#### WHAT TO PRODUCE:
Quote all of the data exactly as given. Skip every picture it contains.

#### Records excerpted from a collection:
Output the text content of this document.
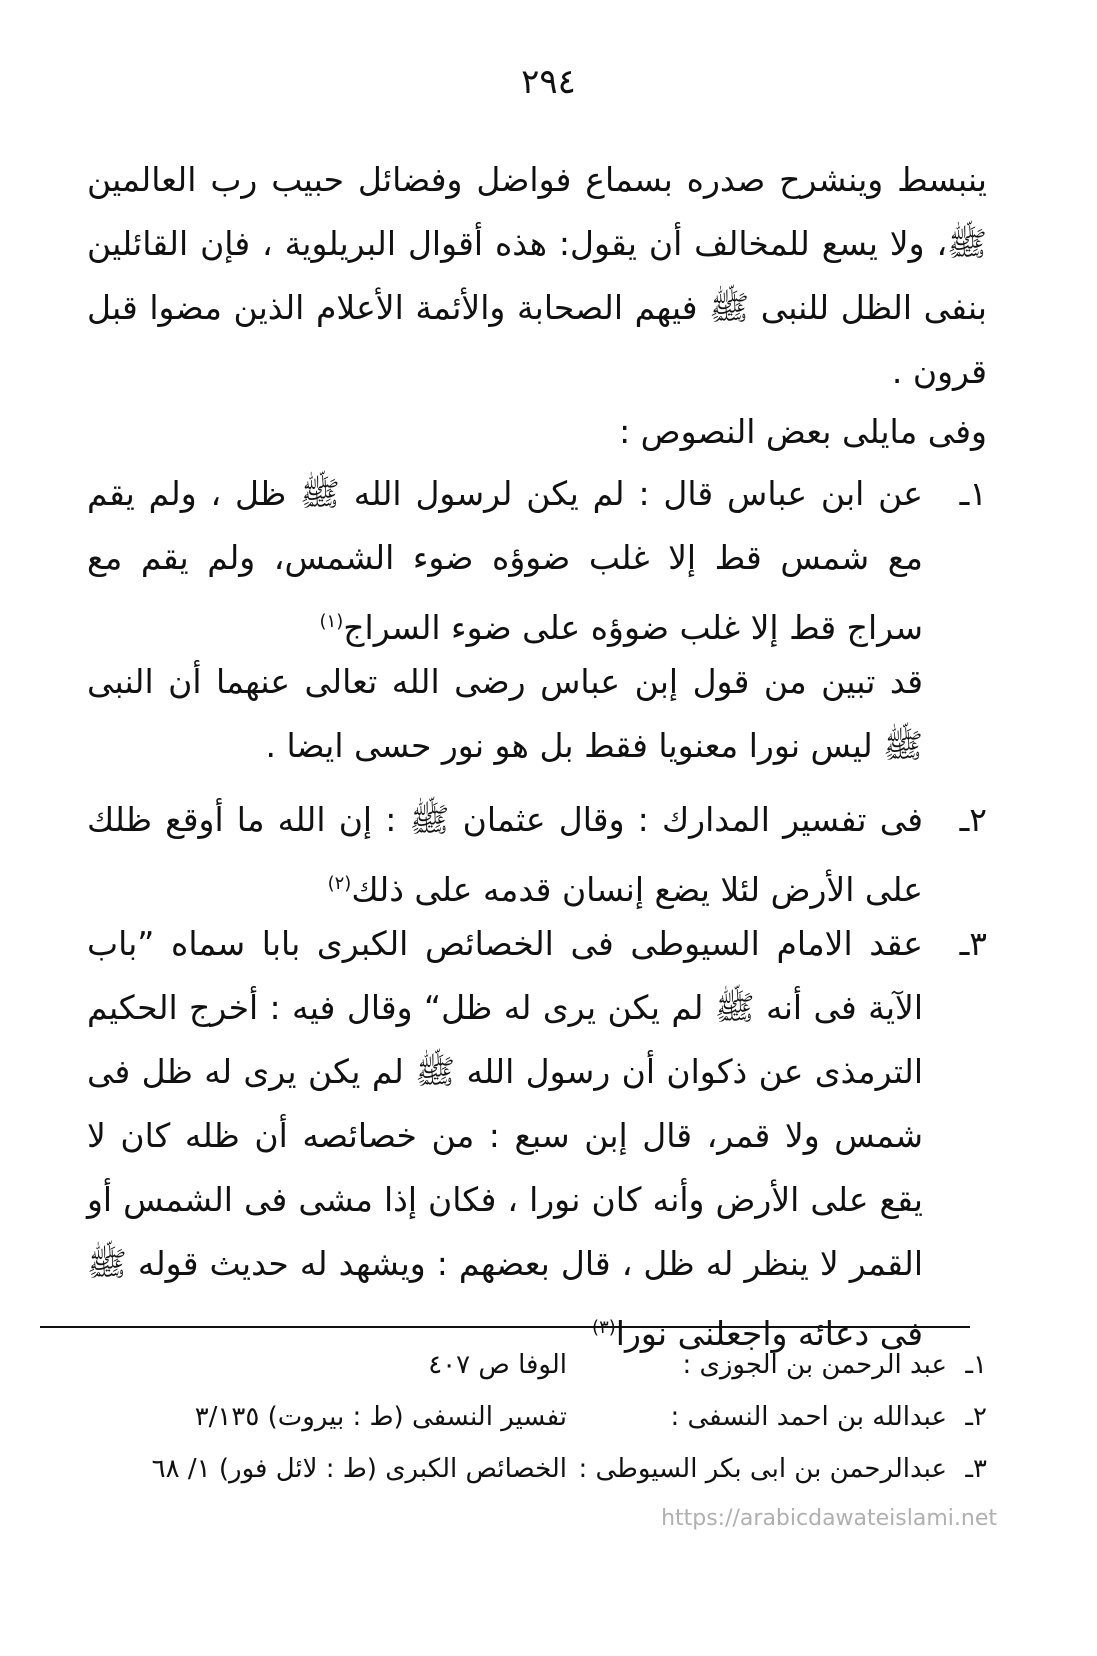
٢٩٤
ينبسط وينشرح صدره بسماع فواضل وفضائل حبيب رب العالمين ﷺ، ولا يسع للمخالف أن يقول: هذه أقوال البريلوية ، فإن القائلين بنفى الظل للنبى ﷺ فيهم الصحابة والأئمة الأعلام الذين مضوا قبل قرون .
وفى مايلى بعض النصوص :
١ـ
عن ابن عباس قال : لم يكن لرسول الله ﷺ ظل ، ولم يقم مع شمس قط إلا غلب ضوؤه ضوء الشمس، ولم يقم مع سراج قط إلا غلب ضوؤه على ضوء السراج$^{(١)}$
قد تبين من قول إبن عباس رضى الله تعالى عنهما أن النبى ﷺ ليس نورا معنويا فقط بل هو نور حسى ايضا .
٢ـ
فى تفسير المدارك : وقال عثمان ﷺ : إن الله ما أوقع ظلك على الأرض لئلا يضع إنسان قدمه على ذلك$^{(٢)}$
٣ـ
عقد الامام السيوطى فى الخصائص الكبرى بابا سماه ”باب الآية فى أنه ﷺ لم يكن يرى له ظل“ وقال فيه : أخرج الحكيم الترمذى عن ذكوان أن رسول الله ﷺ لم يكن يرى له ظل فى شمس ولا قمر، قال إبن سبع : من خصائصه أن ظله كان لا يقع على الأرض وأنه كان نورا ، فكان إذا مشى فى الشمس أو القمر لا ينظر له ظل ، قال بعضهم : ويشهد له حديث قوله ﷺ فى دعائه واجعلنى نورا$^{(٣)}$
١ـ
عبد الرحمن بن الجوزى :
الوفا ص ٤٠٧
٢ـ
عبدالله بن احمد النسفى :
تفسير النسفى (ط : بيروت) ٣/١٣٥
٣ـ
عبدالرحمن بن ابى بكر السيوطى :
الخصائص الكبرى (ط : لائل فور) ١/ ٦٨
https://arabicdawateislami.net
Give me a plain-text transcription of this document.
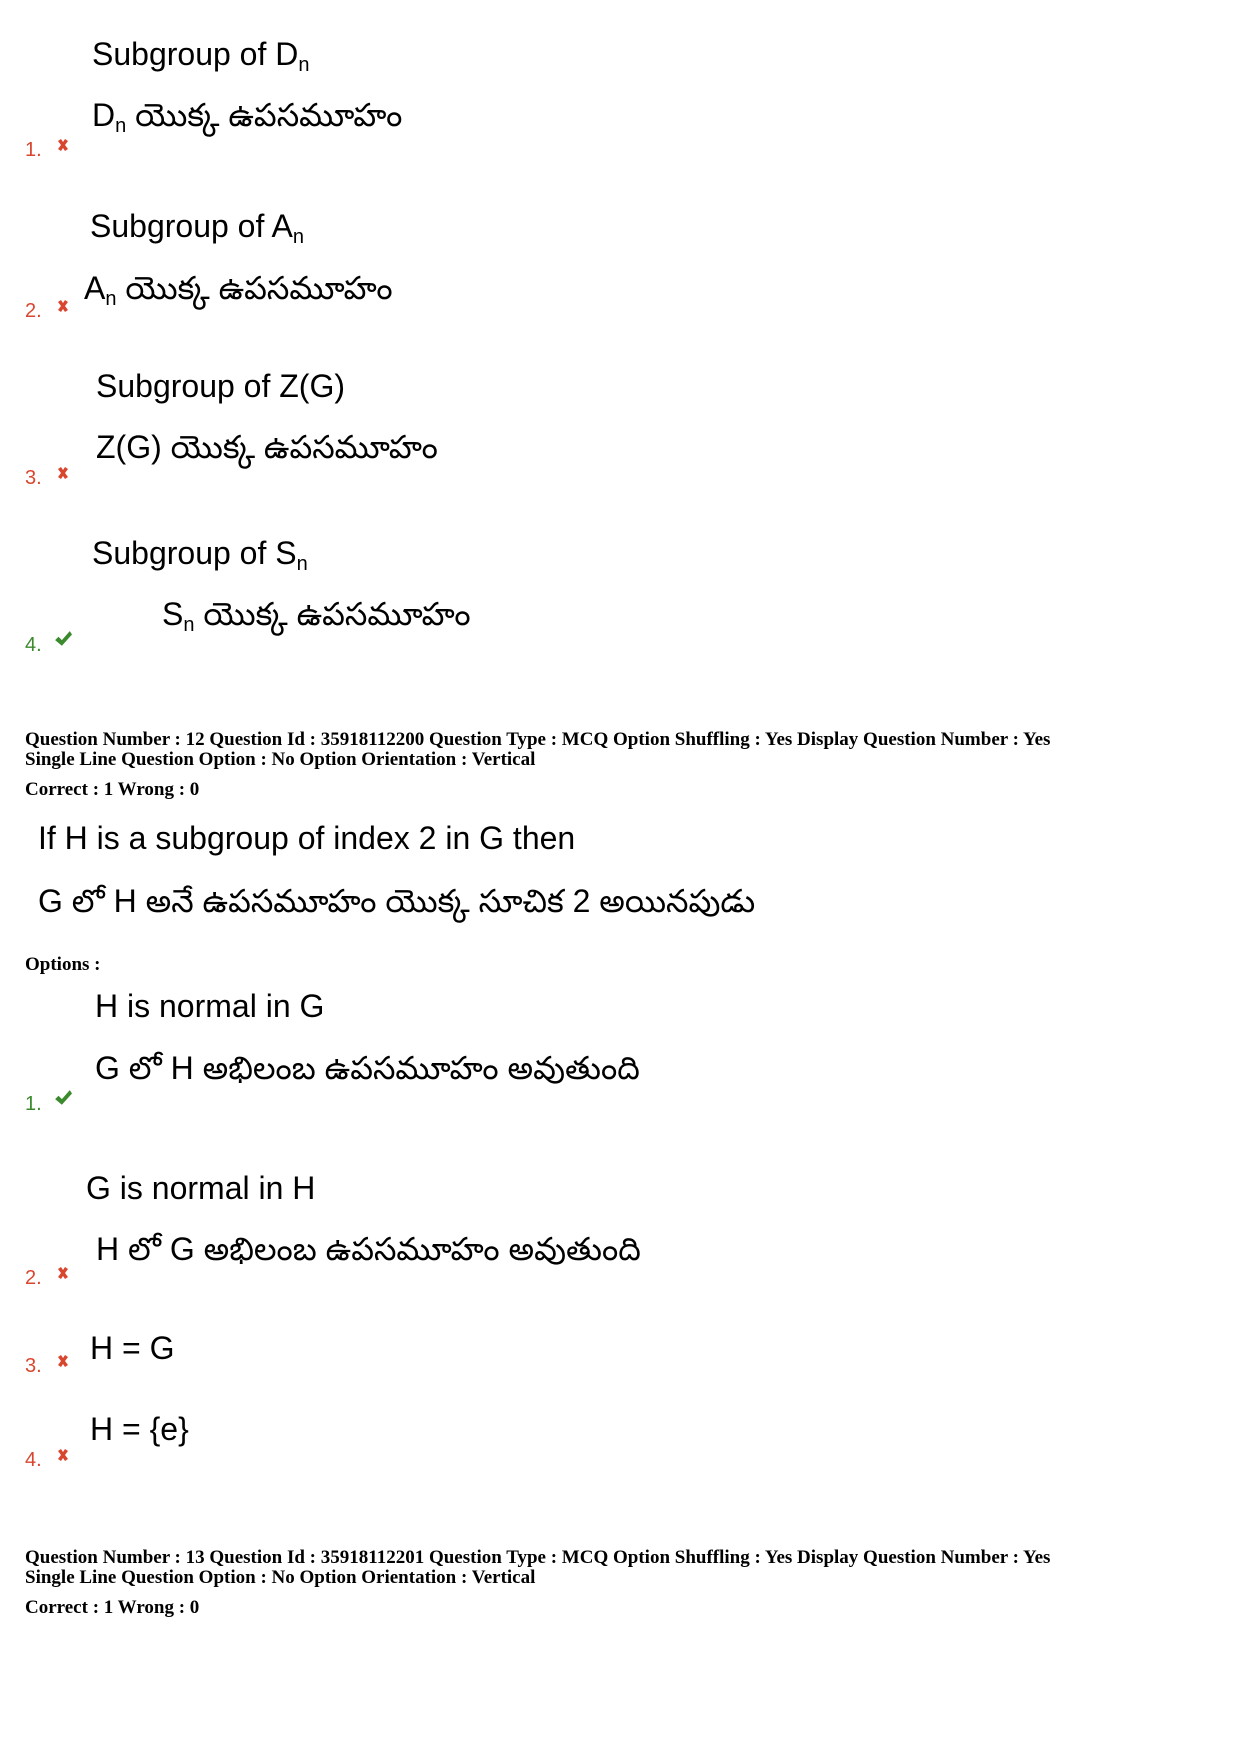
Subgroup of $D_n$
$D_n$ యొక్క ఉపసమూహం
1.
Subgroup of $A_n$
$A_n$ యొక్క ఉపసమూహం
2.
Subgroup of Z(G)
Z(G) యొక్క ఉపసమూహం
3.
Subgroup of $S_n$
$S_n$ యొక్క ఉపసమూహం
4.
Question Number : 12 Question Id : 35918112200 Question Type : MCQ Option Shuffling : Yes Display Question Number : Yes
Single Line Question Option : No Option Orientation : Vertical
Correct : 1 Wrong : 0
If H is a subgroup of index 2 in G then
G లో H అనే ఉపసమూహం యొక్క సూచిక 2 అయినపుడు
Options :
H is normal in G
G లో H అభిలంబ ఉపసమూహం అవుతుంది
1.
G is normal in H
H లో G అభిలంబ ఉపసమూహం అవుతుంది
2.
H = G
3.
H = {e}
4.
Question Number : 13 Question Id : 35918112201 Question Type : MCQ Option Shuffling : Yes Display Question Number : Yes
Single Line Question Option : No Option Orientation : Vertical
Correct : 1 Wrong : 0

#### FINISHED EXERCISE:
Output the text content of this document.
٢٩٤
ينبسط وينشرح صدره بسماع فواضل وفضائل حبيب رب العالمين ﷺ، ولا يسع للمخالف أن يقول: هذه أقوال البريلوية ، فإن القائلين بنفى الظل للنبى ﷺ فيهم الصحابة والأئمة الأعلام الذين مضوا قبل قرون .
وفى مايلى بعض النصوص :
١ـ
عن ابن عباس قال : لم يكن لرسول الله ﷺ ظل ، ولم يقم مع شمس قط إلا غلب ضوؤه ضوء الشمس، ولم يقم مع سراج قط إلا غلب ضوؤه على ضوء السراج$^{(١)}$
قد تبين من قول إبن عباس رضى الله تعالى عنهما أن النبى ﷺ ليس نورا معنويا فقط بل هو نور حسى ايضا .
٢ـ
فى تفسير المدارك : وقال عثمان ﷺ : إن الله ما أوقع ظلك على الأرض لئلا يضع إنسان قدمه على ذلك$^{(٢)}$
٣ـ
عقد الامام السيوطى فى الخصائص الكبرى بابا سماه ”باب الآية فى أنه ﷺ لم يكن يرى له ظل“ وقال فيه : أخرج الحكيم الترمذى عن ذكوان أن رسول الله ﷺ لم يكن يرى له ظل فى شمس ولا قمر، قال إبن سبع : من خصائصه أن ظله كان لا يقع على الأرض وأنه كان نورا ، فكان إذا مشى فى الشمس أو القمر لا ينظر له ظل ، قال بعضهم : ويشهد له حديث قوله ﷺ فى دعائه واجعلنى نورا$^{(٣)}$
١ـ
عبد الرحمن بن الجوزى :
الوفا ص ٤٠٧
٢ـ
عبدالله بن احمد النسفى :
تفسير النسفى (ط : بيروت) ٣/١٣٥
٣ـ
عبدالرحمن بن ابى بكر السيوطى :
الخصائص الكبرى (ط : لائل فور) ١/ ٦٨
https://arabicdawateislami.net
Give me a plain-text transcription of this document.
Subgroup of $D_n$
$D_n$ యొక్క ఉపసమూహం
1.
Subgroup of $A_n$
$A_n$ యొక్క ఉపసమూహం
2.
Subgroup of Z(G)
Z(G) యొక్క ఉపసమూహం
3.
Subgroup of $S_n$
$S_n$ యొక్క ఉపసమూహం
4.
Question Number : 12 Question Id : 35918112200 Question Type : MCQ Option Shuffling : Yes Display Question Number : Yes
Single Line Question Option : No Option Orientation : Vertical
Correct : 1 Wrong : 0
If H is a subgroup of index 2 in G then
G లో H అనే ఉపసమూహం యొక్క సూచిక 2 అయినపుడు
Options :
H is normal in G
G లో H అభిలంబ ఉపసమూహం అవుతుంది
1.
G is normal in H
H లో G అభిలంబ ఉపసమూహం అవుతుంది
2.
H = G
3.
H = {e}
4.
Question Number : 13 Question Id : 35918112201 Question Type : MCQ Option Shuffling : Yes Display Question Number : Yes
Single Line Question Option : No Option Orientation : Vertical
Correct : 1 Wrong : 0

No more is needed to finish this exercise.